• _SET TASK_: Set down the full listing exactly, character for character.

Data items

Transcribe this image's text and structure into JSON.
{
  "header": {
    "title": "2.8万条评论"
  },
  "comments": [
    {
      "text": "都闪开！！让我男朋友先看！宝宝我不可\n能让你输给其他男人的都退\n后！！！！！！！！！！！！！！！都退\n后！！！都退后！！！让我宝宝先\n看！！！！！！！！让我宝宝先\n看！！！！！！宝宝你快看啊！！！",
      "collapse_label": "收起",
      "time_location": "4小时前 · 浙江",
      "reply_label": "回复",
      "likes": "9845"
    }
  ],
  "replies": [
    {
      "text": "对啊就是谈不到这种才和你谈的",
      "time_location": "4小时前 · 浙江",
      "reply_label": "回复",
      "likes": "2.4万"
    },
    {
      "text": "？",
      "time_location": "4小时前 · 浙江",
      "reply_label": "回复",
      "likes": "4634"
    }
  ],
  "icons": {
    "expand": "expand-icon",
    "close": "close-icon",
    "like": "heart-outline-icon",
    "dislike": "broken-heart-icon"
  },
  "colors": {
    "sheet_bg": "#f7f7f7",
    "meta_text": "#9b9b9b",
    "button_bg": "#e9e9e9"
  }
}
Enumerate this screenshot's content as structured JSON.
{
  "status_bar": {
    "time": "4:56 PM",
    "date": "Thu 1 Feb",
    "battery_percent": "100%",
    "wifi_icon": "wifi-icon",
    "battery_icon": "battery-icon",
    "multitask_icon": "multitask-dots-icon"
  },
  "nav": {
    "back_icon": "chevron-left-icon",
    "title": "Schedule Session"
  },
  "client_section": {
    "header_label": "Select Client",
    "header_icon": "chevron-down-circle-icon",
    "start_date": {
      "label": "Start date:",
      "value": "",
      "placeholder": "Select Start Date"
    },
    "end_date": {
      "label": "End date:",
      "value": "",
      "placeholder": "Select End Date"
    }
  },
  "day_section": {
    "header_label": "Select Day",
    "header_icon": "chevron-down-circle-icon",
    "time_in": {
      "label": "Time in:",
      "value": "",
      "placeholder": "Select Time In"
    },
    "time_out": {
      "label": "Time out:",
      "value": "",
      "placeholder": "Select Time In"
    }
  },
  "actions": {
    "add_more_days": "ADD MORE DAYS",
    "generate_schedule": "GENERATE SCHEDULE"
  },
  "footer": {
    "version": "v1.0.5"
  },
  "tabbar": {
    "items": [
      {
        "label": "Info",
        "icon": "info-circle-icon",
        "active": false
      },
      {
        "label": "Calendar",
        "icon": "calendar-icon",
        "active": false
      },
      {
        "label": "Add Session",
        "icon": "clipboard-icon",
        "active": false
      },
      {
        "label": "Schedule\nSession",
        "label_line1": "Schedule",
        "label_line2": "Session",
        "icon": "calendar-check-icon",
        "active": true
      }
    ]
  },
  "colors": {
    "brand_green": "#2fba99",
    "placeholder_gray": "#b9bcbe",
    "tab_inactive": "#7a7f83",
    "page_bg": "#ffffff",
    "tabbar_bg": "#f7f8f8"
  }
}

• _OUTPUT FOR THIS TASK_:
Transcribe this image's text and structure into JSON.
{
  "header": {
    "title": "2.8万条评论"
  },
  "comments": [
    {
      "text": "都闪开！！让我男朋友先看！宝宝我不可\n能让你输给其他男人的都退\n后！！！！！！！！！！！！！！！都退\n后！！！都退后！！！让我宝宝先\n看！！！！！！！！让我宝宝先\n看！！！！！！宝宝你快看啊！！！",
      "collapse_label": "收起",
      "time_location": "4小时前 · 浙江",
      "reply_label": "回复",
      "likes": "9845"
    }
  ],
  "replies": [
    {
      "text": "对啊就是谈不到这种才和你谈的",
      "time_location": "4小时前 · 浙江",
      "reply_label": "回复",
      "likes": "2.4万"
    },
    {
      "text": "？",
      "time_location": "4小时前 · 浙江",
      "reply_label": "回复",
      "likes": "4634"
    }
  ],
  "icons": {
    "expand": "expand-icon",
    "close": "close-icon",
    "like": "heart-outline-icon",
    "dislike": "broken-heart-icon"
  },
  "colors": {
    "sheet_bg": "#f7f7f7",
    "meta_text": "#9b9b9b",
    "button_bg": "#e9e9e9"
  }
}
Enumerate this screenshot's content as structured JSON.
{
  "status_bar": {
    "time": "4:56 PM",
    "date": "Thu 1 Feb",
    "battery_percent": "100%",
    "wifi_icon": "wifi-icon",
    "battery_icon": "battery-icon",
    "multitask_icon": "multitask-dots-icon"
  },
  "nav": {
    "back_icon": "chevron-left-icon",
    "title": "Schedule Session"
  },
  "client_section": {
    "header_label": "Select Client",
    "header_icon": "chevron-down-circle-icon",
    "start_date": {
      "label": "Start date:",
      "value": "",
      "placeholder": "Select Start Date"
    },
    "end_date": {
      "label": "End date:",
      "value": "",
      "placeholder": "Select End Date"
    }
  },
  "day_section": {
    "header_label": "Select Day",
    "header_icon": "chevron-down-circle-icon",
    "time_in": {
      "label": "Time in:",
      "value": "",
      "placeholder": "Select Time In"
    },
    "time_out": {
      "label": "Time out:",
      "value": "",
      "placeholder": "Select Time In"
    }
  },
  "actions": {
    "add_more_days": "ADD MORE DAYS",
    "generate_schedule": "GENERATE SCHEDULE"
  },
  "footer": {
    "version": "v1.0.5"
  },
  "tabbar": {
    "items": [
      {
        "label": "Info",
        "icon": "info-circle-icon",
        "active": false
      },
      {
        "label": "Calendar",
        "icon": "calendar-icon",
        "active": false
      },
      {
        "label": "Add Session",
        "icon": "clipboard-icon",
        "active": false
      },
      {
        "label": "Schedule\nSession",
        "label_line1": "Schedule",
        "label_line2": "Session",
        "icon": "calendar-check-icon",
        "active": true
      }
    ]
  },
  "colors": {
    "brand_green": "#2fba99",
    "placeholder_gray": "#b9bcbe",
    "tab_inactive": "#7a7f83",
    "page_bg": "#ffffff",
    "tabbar_bg": "#f7f8f8"
  }
}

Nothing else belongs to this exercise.